• **PROBLEM REQUIREMENTS**: In the copy, include every entry exactly but none of the images.
** START OF MATERIAL PROVIDED **
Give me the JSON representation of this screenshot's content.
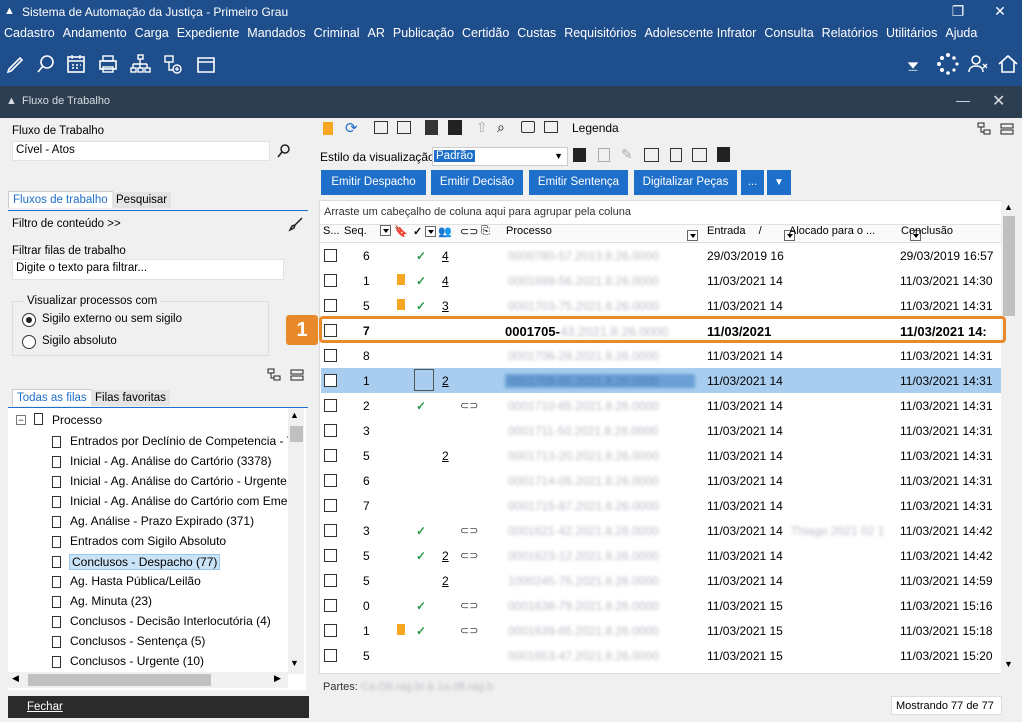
{
  "window": {
    "title": "Sistema de Automação da Justiça - Primeiro Grau",
    "controls": [
      "restore",
      "close"
    ]
  },
  "menu": [
    "Cadastro",
    "Andamento",
    "Carga",
    "Expediente",
    "Mandados",
    "Criminal",
    "AR",
    "Publicação",
    "Certidão",
    "Custas",
    "Requisitórios",
    "Adolescente Infrator",
    "Consulta",
    "Relatórios",
    "Utilitários",
    "Ajuda"
  ],
  "panel": {
    "title": "Fluxo de Trabalho"
  },
  "left": {
    "fluxo_label": "Fluxo de Trabalho",
    "fluxo_value": "Cível - Atos",
    "tabs": [
      "Fluxos de trabalho",
      "Pesquisar"
    ],
    "filtro_conteudo": "Filtro de conteúdo >>",
    "filtrar_label": "Filtrar filas de trabalho",
    "filtrar_placeholder": "Digite o texto para filtrar...",
    "visualizar_label": "Visualizar processos com",
    "radio1": "Sigilo externo ou sem sigilo",
    "radio2": "Sigilo absoluto",
    "tabs2": [
      "Todas as filas",
      "Filas favoritas"
    ],
    "tree_root": "Processo",
    "tree": [
      "Entrados por Declínio de Competencia - T",
      "Inicial - Ag. Análise do Cartório (3378)",
      "Inicial - Ag. Análise do Cartório - Urgente",
      "Inicial - Ag. Análise do Cartório com Emer",
      "Ag. Análise - Prazo Expirado (371)",
      "Entrados com Sigilo Absoluto",
      "Conclusos - Despacho (77)",
      "Ag. Hasta Pública/Leilão",
      "Ag. Minuta (23)",
      "Conclusos - Decisão Interlocutória (4)",
      "Conclusos - Sentença (5)",
      "Conclusos - Urgente (10)"
    ],
    "fechar": "Fechar"
  },
  "right": {
    "legenda": "Legenda",
    "estilo_label": "Estilo da visualização",
    "estilo_value": "Padrão",
    "buttons": [
      "Emitir Despacho",
      "Emitir Decisão",
      "Emitir Sentença",
      "Digitalizar Peças",
      "..."
    ],
    "group_hint": "Arraste um cabeçalho de coluna aqui para agrupar pela coluna",
    "columns": {
      "s": "S...",
      "seq": "Seq.",
      "processo": "Processo",
      "entrada": "Entrada",
      "alocado": "Alocado para o ...",
      "conclusao": "Conclusão"
    },
    "rows": [
      {
        "seq": "6",
        "flag": false,
        "check": true,
        "num": "4",
        "chain": false,
        "proc": "0000780-57.2013.8.26.0000",
        "entrada": "29/03/2019 16",
        "conclusao": "29/03/2019 16:57"
      },
      {
        "seq": "1",
        "flag": true,
        "check": true,
        "num": "4",
        "chain": false,
        "proc": "0001699-56.2021.8.26.0000",
        "entrada": "11/03/2021 14",
        "conclusao": "11/03/2021 14:30"
      },
      {
        "seq": "5",
        "flag": true,
        "check": true,
        "num": "3",
        "chain": false,
        "proc": "0001703-75.2021.8.26.0000",
        "entrada": "11/03/2021 14",
        "conclusao": "11/03/2021 14:31"
      },
      {
        "seq": "7",
        "flag": false,
        "check": false,
        "num": "",
        "chain": false,
        "proc": "0001705-",
        "entrada": "11/03/2021",
        "conclusao": "11/03/2021 14:",
        "highlight": true
      },
      {
        "seq": "8",
        "flag": false,
        "check": false,
        "num": "",
        "chain": false,
        "proc": "0001706-28.2021.8.26.0000",
        "entrada": "11/03/2021 14",
        "conclusao": "11/03/2021 14:31"
      },
      {
        "seq": "1",
        "flag": false,
        "check": false,
        "num": "2",
        "chain": false,
        "proc": "0001709-85.2021.8.26.0000",
        "entrada": "11/03/2021 14",
        "conclusao": "11/03/2021 14:31",
        "selected": true
      },
      {
        "seq": "2",
        "flag": false,
        "check": true,
        "num": "",
        "chain": true,
        "proc": "0001710-65.2021.8.26.0000",
        "entrada": "11/03/2021 14",
        "conclusao": "11/03/2021 14:31"
      },
      {
        "seq": "3",
        "flag": false,
        "check": false,
        "num": "",
        "chain": false,
        "proc": "0001711-50.2021.8.26.0000",
        "entrada": "11/03/2021 14",
        "conclusao": "11/03/2021 14:31"
      },
      {
        "seq": "5",
        "flag": false,
        "check": false,
        "num": "2",
        "chain": false,
        "proc": "0001713-20.2021.8.26.0000",
        "entrada": "11/03/2021 14",
        "conclusao": "11/03/2021 14:31"
      },
      {
        "seq": "6",
        "flag": false,
        "check": false,
        "num": "",
        "chain": false,
        "proc": "0001714-05.2021.8.26.0000",
        "entrada": "11/03/2021 14",
        "conclusao": "11/03/2021 14:31"
      },
      {
        "seq": "7",
        "flag": false,
        "check": false,
        "num": "",
        "chain": false,
        "proc": "0001715-87.2021.8.26.0000",
        "entrada": "11/03/2021 14",
        "conclusao": "11/03/2021 14:31"
      },
      {
        "seq": "3",
        "flag": false,
        "check": true,
        "num": "",
        "chain": true,
        "proc": "0001621-42.2021.8.26.0000",
        "entrada": "11/03/2021 14",
        "alocado": "Thiago 2021 02 1",
        "conclusao": "11/03/2021 14:42"
      },
      {
        "seq": "5",
        "flag": false,
        "check": true,
        "num": "2",
        "chain": true,
        "proc": "0001623-12.2021.8.26.0000",
        "entrada": "11/03/2021 14",
        "conclusao": "11/03/2021 14:42"
      },
      {
        "seq": "5",
        "flag": false,
        "check": false,
        "num": "2",
        "chain": false,
        "proc": "1000245-75.2021.8.26.0000",
        "entrada": "11/03/2021 14",
        "conclusao": "11/03/2021 14:59"
      },
      {
        "seq": "0",
        "flag": false,
        "check": true,
        "num": "",
        "chain": true,
        "proc": "0001638-79.2021.8.26.0000",
        "entrada": "11/03/2021 15",
        "conclusao": "11/03/2021 15:16"
      },
      {
        "seq": "1",
        "flag": true,
        "check": true,
        "num": "",
        "chain": true,
        "proc": "0001639-65.2021.8.26.0000",
        "entrada": "11/03/2021 15",
        "conclusao": "11/03/2021 15:18"
      },
      {
        "seq": "5",
        "flag": false,
        "check": false,
        "num": "",
        "chain": false,
        "proc": "0001653-47.2021.8.26.0000",
        "entrada": "11/03/2021 15",
        "conclusao": "11/03/2021 15:20"
      }
    ],
    "partes_label": "Partes:",
    "partes_value": "Ca.Ott.rag.bt & 1a.0ft.rag.b",
    "status": "Mostrando 77 de 77",
    "callout": "1"
  }
}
** END OF MATERIAL PROVIDED **
• **EXERCISE RESULT**:
Give me the JSON representation of this screenshot's content.
{
  "window": {
    "title": "Sistema de Automação da Justiça - Primeiro Grau",
    "controls": [
      "restore",
      "close"
    ]
  },
  "menu": [
    "Cadastro",
    "Andamento",
    "Carga",
    "Expediente",
    "Mandados",
    "Criminal",
    "AR",
    "Publicação",
    "Certidão",
    "Custas",
    "Requisitórios",
    "Adolescente Infrator",
    "Consulta",
    "Relatórios",
    "Utilitários",
    "Ajuda"
  ],
  "panel": {
    "title": "Fluxo de Trabalho"
  },
  "left": {
    "fluxo_label": "Fluxo de Trabalho",
    "fluxo_value": "Cível - Atos",
    "tabs": [
      "Fluxos de trabalho",
      "Pesquisar"
    ],
    "filtro_conteudo": "Filtro de conteúdo >>",
    "filtrar_label": "Filtrar filas de trabalho",
    "filtrar_placeholder": "Digite o texto para filtrar...",
    "visualizar_label": "Visualizar processos com",
    "radio1": "Sigilo externo ou sem sigilo",
    "radio2": "Sigilo absoluto",
    "tabs2": [
      "Todas as filas",
      "Filas favoritas"
    ],
    "tree_root": "Processo",
    "tree": [
      "Entrados por Declínio de Competencia - T",
      "Inicial - Ag. Análise do Cartório (3378)",
      "Inicial - Ag. Análise do Cartório - Urgente",
      "Inicial - Ag. Análise do Cartório com Emer",
      "Ag. Análise - Prazo Expirado (371)",
      "Entrados com Sigilo Absoluto",
      "Conclusos - Despacho (77)",
      "Ag. Hasta Pública/Leilão",
      "Ag. Minuta (23)",
      "Conclusos - Decisão Interlocutória (4)",
      "Conclusos - Sentença (5)",
      "Conclusos - Urgente (10)"
    ],
    "fechar": "Fechar"
  },
  "right": {
    "legenda": "Legenda",
    "estilo_label": "Estilo da visualização",
    "estilo_value": "Padrão",
    "buttons": [
      "Emitir Despacho",
      "Emitir Decisão",
      "Emitir Sentença",
      "Digitalizar Peças",
      "..."
    ],
    "group_hint": "Arraste um cabeçalho de coluna aqui para agrupar pela coluna",
    "columns": {
      "s": "S...",
      "seq": "Seq.",
      "processo": "Processo",
      "entrada": "Entrada",
      "alocado": "Alocado para o ...",
      "conclusao": "Conclusão"
    },
    "rows": [
      {
        "seq": "6",
        "flag": false,
        "check": true,
        "num": "4",
        "chain": false,
        "proc": "0000780-57.2013.8.26.0000",
        "entrada": "29/03/2019 16",
        "conclusao": "29/03/2019 16:57"
      },
      {
        "seq": "1",
        "flag": true,
        "check": true,
        "num": "4",
        "chain": false,
        "proc": "0001699-56.2021.8.26.0000",
        "entrada": "11/03/2021 14",
        "conclusao": "11/03/2021 14:30"
      },
      {
        "seq": "5",
        "flag": true,
        "check": true,
        "num": "3",
        "chain": false,
        "proc": "0001703-75.2021.8.26.0000",
        "entrada": "11/03/2021 14",
        "conclusao": "11/03/2021 14:31"
      },
      {
        "seq": "7",
        "flag": false,
        "check": false,
        "num": "",
        "chain": false,
        "proc": "0001705-",
        "entrada": "11/03/2021",
        "conclusao": "11/03/2021 14:",
        "highlight": true
      },
      {
        "seq": "8",
        "flag": false,
        "check": false,
        "num": "",
        "chain": false,
        "proc": "0001706-28.2021.8.26.0000",
        "entrada": "11/03/2021 14",
        "conclusao": "11/03/2021 14:31"
      },
      {
        "seq": "1",
        "flag": false,
        "check": false,
        "num": "2",
        "chain": false,
        "proc": "0001709-85.2021.8.26.0000",
        "entrada": "11/03/2021 14",
        "conclusao": "11/03/2021 14:31",
        "selected": true
      },
      {
        "seq": "2",
        "flag": false,
        "check": true,
        "num": "",
        "chain": true,
        "proc": "0001710-65.2021.8.26.0000",
        "entrada": "11/03/2021 14",
        "conclusao": "11/03/2021 14:31"
      },
      {
        "seq": "3",
        "flag": false,
        "check": false,
        "num": "",
        "chain": false,
        "proc": "0001711-50.2021.8.26.0000",
        "entrada": "11/03/2021 14",
        "conclusao": "11/03/2021 14:31"
      },
      {
        "seq": "5",
        "flag": false,
        "check": false,
        "num": "2",
        "chain": false,
        "proc": "0001713-20.2021.8.26.0000",
        "entrada": "11/03/2021 14",
        "conclusao": "11/03/2021 14:31"
      },
      {
        "seq": "6",
        "flag": false,
        "check": false,
        "num": "",
        "chain": false,
        "proc": "0001714-05.2021.8.26.0000",
        "entrada": "11/03/2021 14",
        "conclusao": "11/03/2021 14:31"
      },
      {
        "seq": "7",
        "flag": false,
        "check": false,
        "num": "",
        "chain": false,
        "proc": "0001715-87.2021.8.26.0000",
        "entrada": "11/03/2021 14",
        "conclusao": "11/03/2021 14:31"
      },
      {
        "seq": "3",
        "flag": false,
        "check": true,
        "num": "",
        "chain": true,
        "proc": "0001621-42.2021.8.26.0000",
        "entrada": "11/03/2021 14",
        "alocado": "Thiago 2021 02 1",
        "conclusao": "11/03/2021 14:42"
      },
      {
        "seq": "5",
        "flag": false,
        "check": true,
        "num": "2",
        "chain": true,
        "proc": "0001623-12.2021.8.26.0000",
        "entrada": "11/03/2021 14",
        "conclusao": "11/03/2021 14:42"
      },
      {
        "seq": "5",
        "flag": false,
        "check": false,
        "num": "2",
        "chain": false,
        "proc": "1000245-75.2021.8.26.0000",
        "entrada": "11/03/2021 14",
        "conclusao": "11/03/2021 14:59"
      },
      {
        "seq": "0",
        "flag": false,
        "check": true,
        "num": "",
        "chain": true,
        "proc": "0001638-79.2021.8.26.0000",
        "entrada": "11/03/2021 15",
        "conclusao": "11/03/2021 15:16"
      },
      {
        "seq": "1",
        "flag": true,
        "check": true,
        "num": "",
        "chain": true,
        "proc": "0001639-65.2021.8.26.0000",
        "entrada": "11/03/2021 15",
        "conclusao": "11/03/2021 15:18"
      },
      {
        "seq": "5",
        "flag": false,
        "check": false,
        "num": "",
        "chain": false,
        "proc": "0001653-47.2021.8.26.0000",
        "entrada": "11/03/2021 15",
        "conclusao": "11/03/2021 15:20"
      }
    ],
    "partes_label": "Partes:",
    "partes_value": "Ca.Ott.rag.bt & 1a.0ft.rag.b",
    "status": "Mostrando 77 de 77",
    "callout": "1"
  }
}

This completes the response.